▶ _Instructions to follow_
Determine the number of lines in the listing below where the string "JSON" occurs; answer with the number alone.

▶ _The records_
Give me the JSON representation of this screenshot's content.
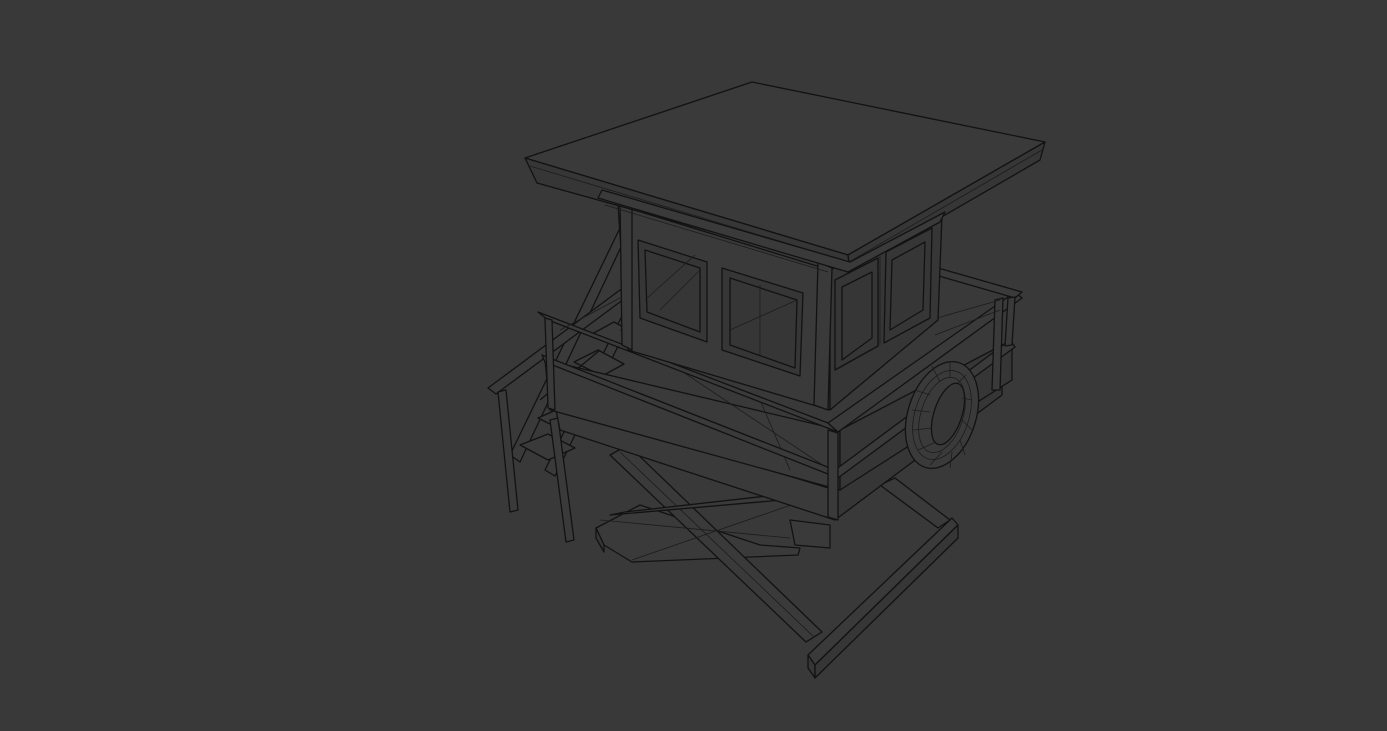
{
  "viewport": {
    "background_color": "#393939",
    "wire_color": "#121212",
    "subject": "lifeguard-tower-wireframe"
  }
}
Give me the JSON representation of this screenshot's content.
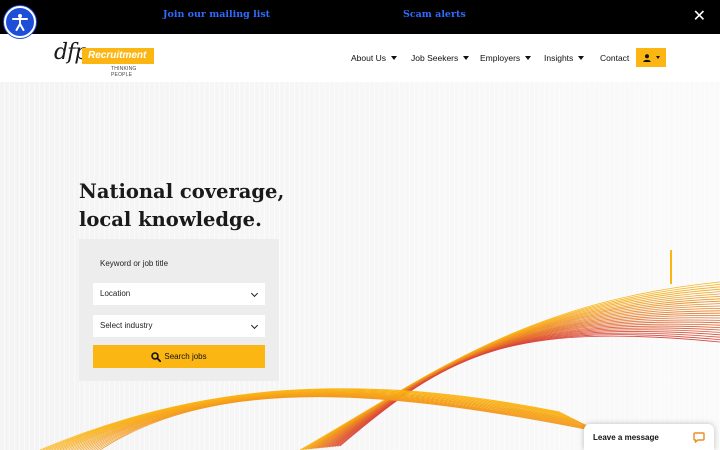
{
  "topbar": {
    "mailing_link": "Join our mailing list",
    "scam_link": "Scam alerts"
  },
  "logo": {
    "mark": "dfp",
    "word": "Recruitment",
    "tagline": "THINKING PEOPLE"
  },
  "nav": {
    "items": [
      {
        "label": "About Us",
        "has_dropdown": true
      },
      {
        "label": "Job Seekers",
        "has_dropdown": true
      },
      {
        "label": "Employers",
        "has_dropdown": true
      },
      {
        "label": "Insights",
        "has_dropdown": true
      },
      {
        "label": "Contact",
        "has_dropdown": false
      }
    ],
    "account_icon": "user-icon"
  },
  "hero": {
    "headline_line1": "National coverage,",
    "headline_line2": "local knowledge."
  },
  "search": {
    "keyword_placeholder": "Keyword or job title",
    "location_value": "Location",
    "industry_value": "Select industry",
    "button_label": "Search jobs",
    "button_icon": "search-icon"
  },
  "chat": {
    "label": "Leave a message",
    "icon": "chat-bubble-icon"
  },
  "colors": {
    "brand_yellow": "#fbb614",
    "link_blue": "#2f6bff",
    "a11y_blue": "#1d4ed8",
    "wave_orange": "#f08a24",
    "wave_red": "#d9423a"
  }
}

==

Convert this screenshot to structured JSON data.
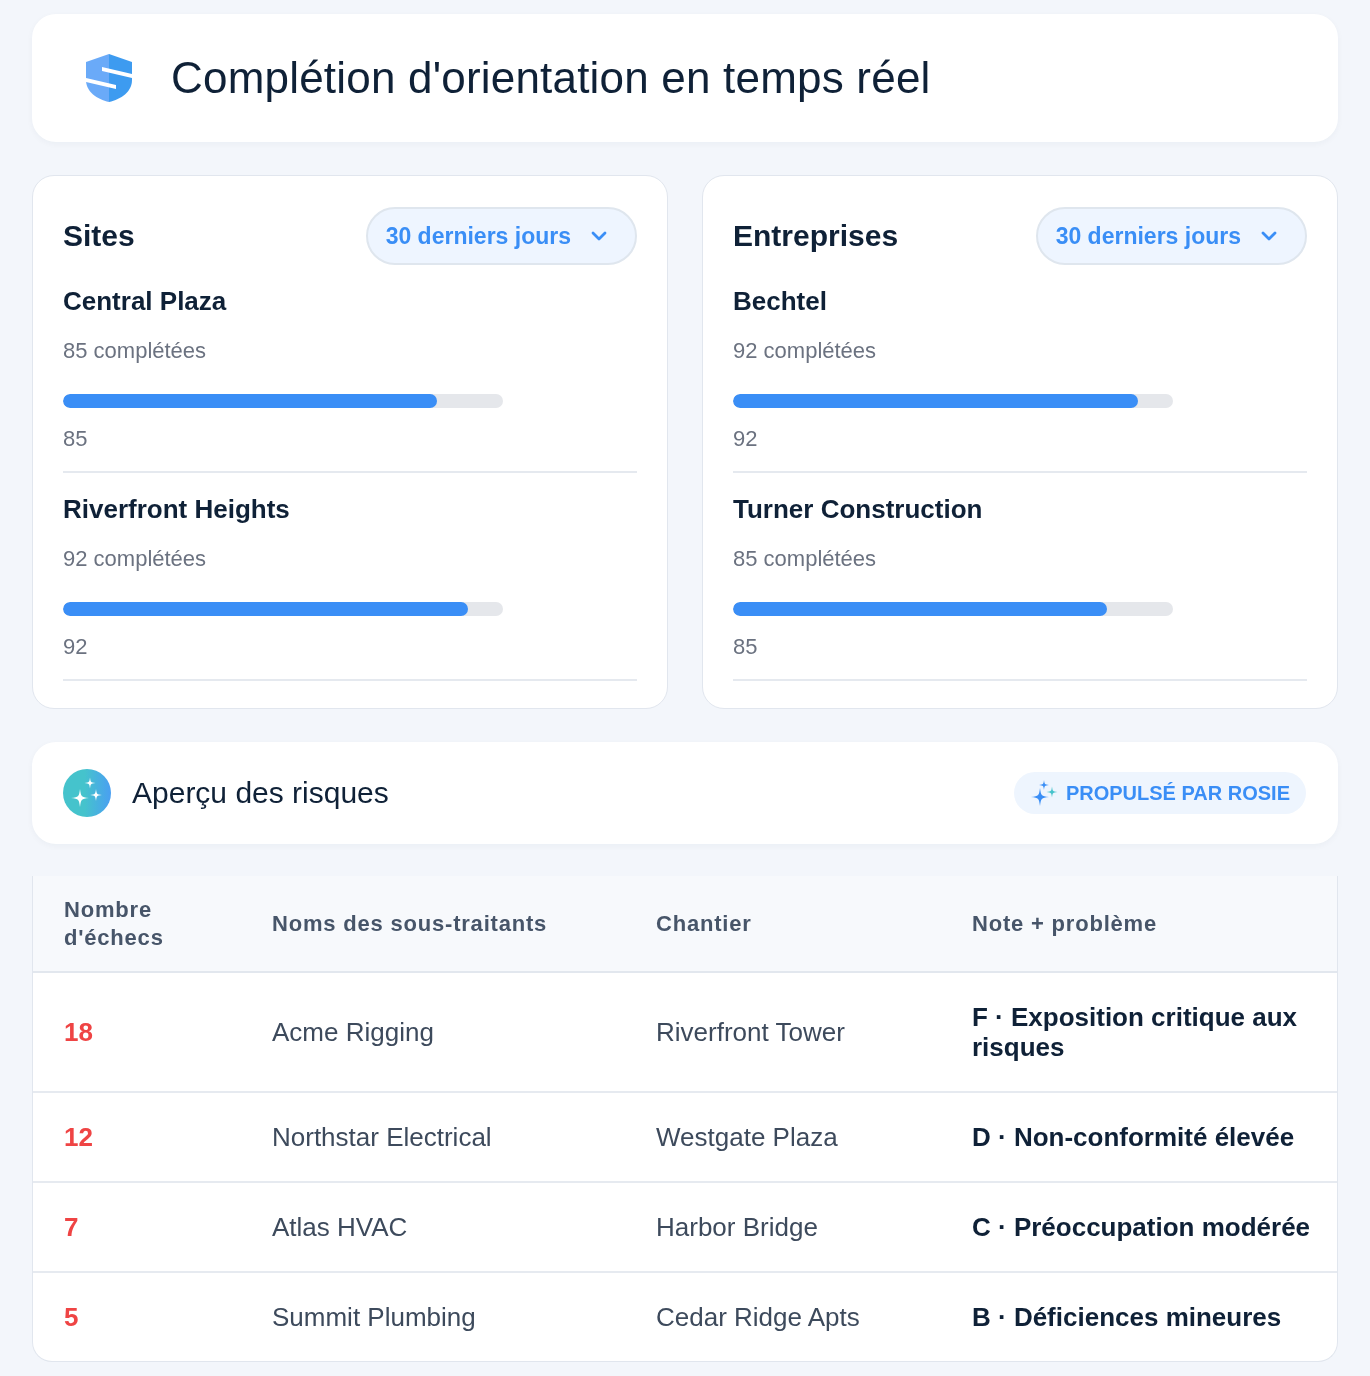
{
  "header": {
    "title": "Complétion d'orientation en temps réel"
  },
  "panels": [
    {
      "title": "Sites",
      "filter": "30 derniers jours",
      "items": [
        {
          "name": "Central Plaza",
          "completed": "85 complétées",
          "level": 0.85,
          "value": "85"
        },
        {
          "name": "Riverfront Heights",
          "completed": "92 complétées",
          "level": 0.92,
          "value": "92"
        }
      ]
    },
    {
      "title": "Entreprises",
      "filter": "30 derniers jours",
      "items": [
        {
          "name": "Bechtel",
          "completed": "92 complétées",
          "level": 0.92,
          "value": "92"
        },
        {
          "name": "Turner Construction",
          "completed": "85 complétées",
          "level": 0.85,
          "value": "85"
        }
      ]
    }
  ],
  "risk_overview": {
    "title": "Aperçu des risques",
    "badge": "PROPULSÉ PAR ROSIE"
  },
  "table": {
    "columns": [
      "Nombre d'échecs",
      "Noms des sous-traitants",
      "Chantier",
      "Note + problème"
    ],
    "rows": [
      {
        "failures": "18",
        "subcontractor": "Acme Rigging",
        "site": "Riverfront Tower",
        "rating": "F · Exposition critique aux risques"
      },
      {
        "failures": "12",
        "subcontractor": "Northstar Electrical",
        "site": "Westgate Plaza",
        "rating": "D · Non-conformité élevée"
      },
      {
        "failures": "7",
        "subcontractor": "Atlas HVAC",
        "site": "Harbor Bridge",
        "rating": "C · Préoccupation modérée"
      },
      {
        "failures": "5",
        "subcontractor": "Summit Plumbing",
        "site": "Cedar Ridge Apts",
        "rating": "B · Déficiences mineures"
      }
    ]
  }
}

...

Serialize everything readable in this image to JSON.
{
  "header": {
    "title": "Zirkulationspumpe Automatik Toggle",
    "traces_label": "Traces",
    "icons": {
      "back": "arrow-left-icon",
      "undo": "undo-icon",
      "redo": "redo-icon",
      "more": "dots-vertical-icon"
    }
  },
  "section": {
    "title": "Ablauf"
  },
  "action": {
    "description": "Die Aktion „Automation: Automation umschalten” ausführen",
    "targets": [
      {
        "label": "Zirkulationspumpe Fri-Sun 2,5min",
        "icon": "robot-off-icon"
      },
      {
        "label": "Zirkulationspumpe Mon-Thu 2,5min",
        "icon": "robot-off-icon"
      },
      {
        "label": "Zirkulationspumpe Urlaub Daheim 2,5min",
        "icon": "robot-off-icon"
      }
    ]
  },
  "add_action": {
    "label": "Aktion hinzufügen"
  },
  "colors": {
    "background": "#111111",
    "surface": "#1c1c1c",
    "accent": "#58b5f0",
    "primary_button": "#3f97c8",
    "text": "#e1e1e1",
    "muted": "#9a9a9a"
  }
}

▶ _The result_
4